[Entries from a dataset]

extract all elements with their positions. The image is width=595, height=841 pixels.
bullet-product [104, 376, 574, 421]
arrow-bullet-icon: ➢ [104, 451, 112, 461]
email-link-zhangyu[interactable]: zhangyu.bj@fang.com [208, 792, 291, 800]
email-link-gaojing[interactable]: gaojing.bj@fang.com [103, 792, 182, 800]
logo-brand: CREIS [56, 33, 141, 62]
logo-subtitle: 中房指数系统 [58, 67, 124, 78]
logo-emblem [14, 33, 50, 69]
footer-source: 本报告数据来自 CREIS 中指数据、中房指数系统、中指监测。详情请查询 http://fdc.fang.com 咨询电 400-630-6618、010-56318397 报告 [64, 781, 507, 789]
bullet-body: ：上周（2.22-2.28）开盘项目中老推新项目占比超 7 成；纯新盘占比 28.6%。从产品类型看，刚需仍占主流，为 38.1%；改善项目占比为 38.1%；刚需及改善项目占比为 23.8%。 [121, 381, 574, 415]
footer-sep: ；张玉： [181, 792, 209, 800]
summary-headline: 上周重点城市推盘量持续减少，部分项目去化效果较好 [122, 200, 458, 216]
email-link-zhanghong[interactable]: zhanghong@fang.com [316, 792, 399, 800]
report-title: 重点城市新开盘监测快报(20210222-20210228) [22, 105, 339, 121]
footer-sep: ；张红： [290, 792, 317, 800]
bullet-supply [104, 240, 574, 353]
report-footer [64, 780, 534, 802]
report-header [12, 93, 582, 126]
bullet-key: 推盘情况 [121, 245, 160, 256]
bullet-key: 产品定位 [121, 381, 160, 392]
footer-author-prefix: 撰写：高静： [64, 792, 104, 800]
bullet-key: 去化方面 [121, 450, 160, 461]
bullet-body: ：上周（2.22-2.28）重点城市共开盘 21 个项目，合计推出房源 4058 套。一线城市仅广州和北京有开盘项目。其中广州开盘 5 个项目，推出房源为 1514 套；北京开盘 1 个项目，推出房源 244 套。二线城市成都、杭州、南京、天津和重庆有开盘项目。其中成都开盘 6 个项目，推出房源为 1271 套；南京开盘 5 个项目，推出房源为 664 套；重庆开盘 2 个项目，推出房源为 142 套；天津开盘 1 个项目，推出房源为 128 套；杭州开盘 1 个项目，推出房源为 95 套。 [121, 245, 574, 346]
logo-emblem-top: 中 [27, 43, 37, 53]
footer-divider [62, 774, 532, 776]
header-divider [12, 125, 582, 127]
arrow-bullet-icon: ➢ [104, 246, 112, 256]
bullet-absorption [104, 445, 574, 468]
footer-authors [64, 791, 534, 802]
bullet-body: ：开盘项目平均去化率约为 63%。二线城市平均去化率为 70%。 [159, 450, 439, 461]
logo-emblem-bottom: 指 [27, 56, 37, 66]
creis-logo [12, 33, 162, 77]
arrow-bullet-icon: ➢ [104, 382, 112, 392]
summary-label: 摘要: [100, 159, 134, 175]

* **Your objective**
Please copy out all of the lines above word for word, keeping their order and every character unchanged.

* **Written response**
extract all elements with their positions. The image is width=595, height=841 pixels.
bullet-product [104, 376, 574, 421]
arrow-bullet-icon: ➢ [104, 451, 112, 461]
email-link-zhangyu[interactable]: zhangyu.bj@fang.com [208, 792, 291, 800]
email-link-gaojing[interactable]: gaojing.bj@fang.com [103, 792, 182, 800]
logo-brand: CREIS [56, 33, 141, 62]
logo-subtitle: 中房指数系统 [58, 67, 124, 78]
logo-emblem [14, 33, 50, 69]
footer-source: 本报告数据来自 CREIS 中指数据、中房指数系统、中指监测。详情请查询 http://fdc.fang.com 咨询电 400-630-6618、010-56318397 报告 [64, 781, 507, 789]
bullet-body: ：上周（2.22-2.28）开盘项目中老推新项目占比超 7 成；纯新盘占比 28.6%。从产品类型看，刚需仍占主流，为 38.1%；改善项目占比为 38.1%；刚需及改善项目占比为 23.8%。 [121, 381, 574, 415]
footer-sep: ；张玉： [181, 792, 209, 800]
summary-headline: 上周重点城市推盘量持续减少，部分项目去化效果较好 [122, 200, 458, 216]
email-link-zhanghong[interactable]: zhanghong@fang.com [316, 792, 399, 800]
report-title: 重点城市新开盘监测快报(20210222-20210228) [22, 105, 339, 121]
footer-sep: ；张红： [290, 792, 317, 800]
bullet-supply [104, 240, 574, 353]
report-footer [64, 780, 534, 802]
report-header [12, 93, 582, 126]
bullet-key: 推盘情况 [121, 245, 160, 256]
bullet-key: 产品定位 [121, 381, 160, 392]
footer-author-prefix: 撰写：高静： [64, 792, 104, 800]
bullet-key: 去化方面 [121, 450, 160, 461]
bullet-body: ：上周（2.22-2.28）重点城市共开盘 21 个项目，合计推出房源 4058 套。一线城市仅广州和北京有开盘项目。其中广州开盘 5 个项目，推出房源为 1514 套；北京开盘 1 个项目，推出房源 244 套。二线城市成都、杭州、南京、天津和重庆有开盘项目。其中成都开盘 6 个项目，推出房源为 1271 套；南京开盘 5 个项目，推出房源为 664 套；重庆开盘 2 个项目，推出房源为 142 套；天津开盘 1 个项目，推出房源为 128 套；杭州开盘 1 个项目，推出房源为 95 套。 [121, 245, 574, 346]
logo-emblem-top: 中 [27, 43, 37, 53]
footer-divider [62, 774, 532, 776]
header-divider [12, 125, 582, 127]
arrow-bullet-icon: ➢ [104, 246, 112, 256]
bullet-absorption [104, 445, 574, 468]
footer-authors [64, 791, 534, 802]
bullet-body: ：开盘项目平均去化率约为 63%。二线城市平均去化率为 70%。 [159, 450, 439, 461]
logo-emblem-bottom: 指 [27, 56, 37, 66]
creis-logo [12, 33, 162, 77]
arrow-bullet-icon: ➢ [104, 382, 112, 392]
summary-label: 摘要: [100, 159, 134, 175]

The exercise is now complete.